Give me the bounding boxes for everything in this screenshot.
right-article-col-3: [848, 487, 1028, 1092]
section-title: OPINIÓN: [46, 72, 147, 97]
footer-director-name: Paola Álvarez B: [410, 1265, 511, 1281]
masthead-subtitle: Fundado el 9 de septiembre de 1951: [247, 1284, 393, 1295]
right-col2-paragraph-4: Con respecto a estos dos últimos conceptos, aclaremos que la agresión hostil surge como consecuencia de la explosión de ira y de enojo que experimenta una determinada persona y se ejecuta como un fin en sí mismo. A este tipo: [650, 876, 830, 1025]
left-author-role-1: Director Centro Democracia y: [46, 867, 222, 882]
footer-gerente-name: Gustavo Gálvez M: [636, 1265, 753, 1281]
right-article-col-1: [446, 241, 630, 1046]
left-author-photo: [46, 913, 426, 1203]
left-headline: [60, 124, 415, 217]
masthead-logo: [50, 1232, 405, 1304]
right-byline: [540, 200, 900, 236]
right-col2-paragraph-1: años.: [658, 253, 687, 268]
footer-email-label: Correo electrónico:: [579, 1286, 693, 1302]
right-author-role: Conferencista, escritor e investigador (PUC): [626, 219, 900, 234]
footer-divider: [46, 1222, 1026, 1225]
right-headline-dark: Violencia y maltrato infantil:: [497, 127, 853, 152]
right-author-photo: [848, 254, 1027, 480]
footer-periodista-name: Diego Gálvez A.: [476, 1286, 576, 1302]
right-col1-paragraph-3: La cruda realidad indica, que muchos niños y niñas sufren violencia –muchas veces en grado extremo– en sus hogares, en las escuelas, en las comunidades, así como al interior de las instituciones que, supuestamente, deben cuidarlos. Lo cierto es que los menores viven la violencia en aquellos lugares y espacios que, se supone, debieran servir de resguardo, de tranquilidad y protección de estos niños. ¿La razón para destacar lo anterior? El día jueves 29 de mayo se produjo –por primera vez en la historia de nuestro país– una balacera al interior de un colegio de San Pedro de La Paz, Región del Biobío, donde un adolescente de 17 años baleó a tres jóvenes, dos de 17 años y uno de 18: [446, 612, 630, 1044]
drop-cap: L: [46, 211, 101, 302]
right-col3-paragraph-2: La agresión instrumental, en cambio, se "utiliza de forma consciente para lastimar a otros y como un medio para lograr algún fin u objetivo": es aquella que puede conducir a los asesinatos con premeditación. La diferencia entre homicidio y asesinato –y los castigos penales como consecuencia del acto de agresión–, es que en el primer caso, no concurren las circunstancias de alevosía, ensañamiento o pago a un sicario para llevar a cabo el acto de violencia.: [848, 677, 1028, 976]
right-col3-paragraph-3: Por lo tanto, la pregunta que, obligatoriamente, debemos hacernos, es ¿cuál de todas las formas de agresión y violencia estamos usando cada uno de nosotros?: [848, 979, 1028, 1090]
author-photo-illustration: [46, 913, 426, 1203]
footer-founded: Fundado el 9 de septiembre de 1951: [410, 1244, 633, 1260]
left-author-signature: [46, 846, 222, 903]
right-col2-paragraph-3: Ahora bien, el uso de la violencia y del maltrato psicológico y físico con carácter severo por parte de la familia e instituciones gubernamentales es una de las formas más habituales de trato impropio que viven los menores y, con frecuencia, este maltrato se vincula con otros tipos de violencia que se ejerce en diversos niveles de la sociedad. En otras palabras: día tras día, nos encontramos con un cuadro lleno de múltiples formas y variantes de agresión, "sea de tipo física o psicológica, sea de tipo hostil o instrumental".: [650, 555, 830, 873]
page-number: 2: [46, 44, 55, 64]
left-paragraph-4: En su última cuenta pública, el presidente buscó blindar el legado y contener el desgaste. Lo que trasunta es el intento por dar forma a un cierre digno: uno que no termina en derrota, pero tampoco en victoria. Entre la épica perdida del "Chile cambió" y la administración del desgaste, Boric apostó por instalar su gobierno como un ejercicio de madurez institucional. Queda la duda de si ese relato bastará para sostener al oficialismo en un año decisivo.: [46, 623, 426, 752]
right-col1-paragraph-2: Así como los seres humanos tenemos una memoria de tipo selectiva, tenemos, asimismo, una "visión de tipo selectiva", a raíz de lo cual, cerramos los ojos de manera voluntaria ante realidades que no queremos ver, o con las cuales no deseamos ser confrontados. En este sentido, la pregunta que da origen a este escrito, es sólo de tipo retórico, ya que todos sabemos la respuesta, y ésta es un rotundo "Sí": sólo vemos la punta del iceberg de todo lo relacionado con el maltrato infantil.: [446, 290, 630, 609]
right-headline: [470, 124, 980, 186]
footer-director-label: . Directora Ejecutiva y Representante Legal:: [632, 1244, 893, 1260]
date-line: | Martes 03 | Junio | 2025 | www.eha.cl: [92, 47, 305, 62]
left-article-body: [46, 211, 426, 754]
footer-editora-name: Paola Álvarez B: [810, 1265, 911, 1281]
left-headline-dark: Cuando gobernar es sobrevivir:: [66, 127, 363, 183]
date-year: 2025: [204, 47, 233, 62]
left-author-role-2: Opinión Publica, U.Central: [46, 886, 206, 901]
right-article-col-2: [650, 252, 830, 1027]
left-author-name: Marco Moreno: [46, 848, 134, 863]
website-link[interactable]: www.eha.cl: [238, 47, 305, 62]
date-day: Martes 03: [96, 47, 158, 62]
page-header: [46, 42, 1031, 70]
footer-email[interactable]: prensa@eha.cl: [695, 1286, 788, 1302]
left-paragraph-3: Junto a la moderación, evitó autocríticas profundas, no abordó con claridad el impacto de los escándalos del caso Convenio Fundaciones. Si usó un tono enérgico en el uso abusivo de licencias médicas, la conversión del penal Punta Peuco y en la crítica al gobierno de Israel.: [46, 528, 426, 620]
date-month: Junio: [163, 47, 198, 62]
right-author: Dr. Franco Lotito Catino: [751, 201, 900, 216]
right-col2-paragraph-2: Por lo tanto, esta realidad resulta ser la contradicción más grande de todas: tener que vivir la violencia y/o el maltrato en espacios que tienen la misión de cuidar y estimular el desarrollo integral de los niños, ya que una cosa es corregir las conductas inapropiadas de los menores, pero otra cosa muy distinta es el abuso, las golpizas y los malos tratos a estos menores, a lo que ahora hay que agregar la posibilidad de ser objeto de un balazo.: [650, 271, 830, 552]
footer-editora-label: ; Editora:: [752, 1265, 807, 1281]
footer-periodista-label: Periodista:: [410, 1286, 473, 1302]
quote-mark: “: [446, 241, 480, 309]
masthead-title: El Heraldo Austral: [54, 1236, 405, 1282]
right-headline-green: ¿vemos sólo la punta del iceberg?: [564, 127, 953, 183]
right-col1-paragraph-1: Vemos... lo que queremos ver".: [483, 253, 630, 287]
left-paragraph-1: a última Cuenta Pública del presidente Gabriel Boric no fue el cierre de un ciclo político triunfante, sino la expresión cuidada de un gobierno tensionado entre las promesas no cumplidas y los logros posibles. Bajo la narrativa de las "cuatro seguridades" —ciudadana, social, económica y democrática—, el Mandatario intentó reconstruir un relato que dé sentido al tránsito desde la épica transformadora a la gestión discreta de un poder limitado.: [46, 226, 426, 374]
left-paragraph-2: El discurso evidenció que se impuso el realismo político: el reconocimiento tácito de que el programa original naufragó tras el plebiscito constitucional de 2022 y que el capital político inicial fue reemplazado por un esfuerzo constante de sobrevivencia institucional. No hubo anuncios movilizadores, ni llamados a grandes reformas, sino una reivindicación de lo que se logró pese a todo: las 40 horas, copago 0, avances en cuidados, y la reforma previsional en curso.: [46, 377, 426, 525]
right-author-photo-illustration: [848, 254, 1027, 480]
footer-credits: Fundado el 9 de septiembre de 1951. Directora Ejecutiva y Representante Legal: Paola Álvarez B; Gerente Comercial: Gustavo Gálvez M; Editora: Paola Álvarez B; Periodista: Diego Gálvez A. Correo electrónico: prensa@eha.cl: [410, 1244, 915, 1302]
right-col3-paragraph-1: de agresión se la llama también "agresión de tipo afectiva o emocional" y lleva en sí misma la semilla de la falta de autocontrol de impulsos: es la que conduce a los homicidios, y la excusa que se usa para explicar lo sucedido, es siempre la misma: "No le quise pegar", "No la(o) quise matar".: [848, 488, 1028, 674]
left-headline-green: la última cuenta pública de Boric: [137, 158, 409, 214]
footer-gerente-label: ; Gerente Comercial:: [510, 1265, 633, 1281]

::::::::::

» TASK REQUIREMENTS: Reproduce the records word for word, from their start through the line that contains "right-col2-paragraph-4: Con respecto", including that line.

» REPLY:
Give me the bounding boxes for everything in this screenshot.
right-article-col-3: [848, 487, 1028, 1092]
section-title: OPINIÓN: [46, 72, 147, 97]
footer-director-name: Paola Álvarez B: [410, 1265, 511, 1281]
masthead-subtitle: Fundado el 9 de septiembre de 1951: [247, 1284, 393, 1295]
right-col2-paragraph-4: Con respecto a estos dos últimos conceptos, aclaremos que la agresión hostil surge como consecuencia de la explosión de ira y de enojo que experimenta una determinada persona y se ejecuta como un fin en sí mismo. A este tipo: [650, 876, 830, 1025]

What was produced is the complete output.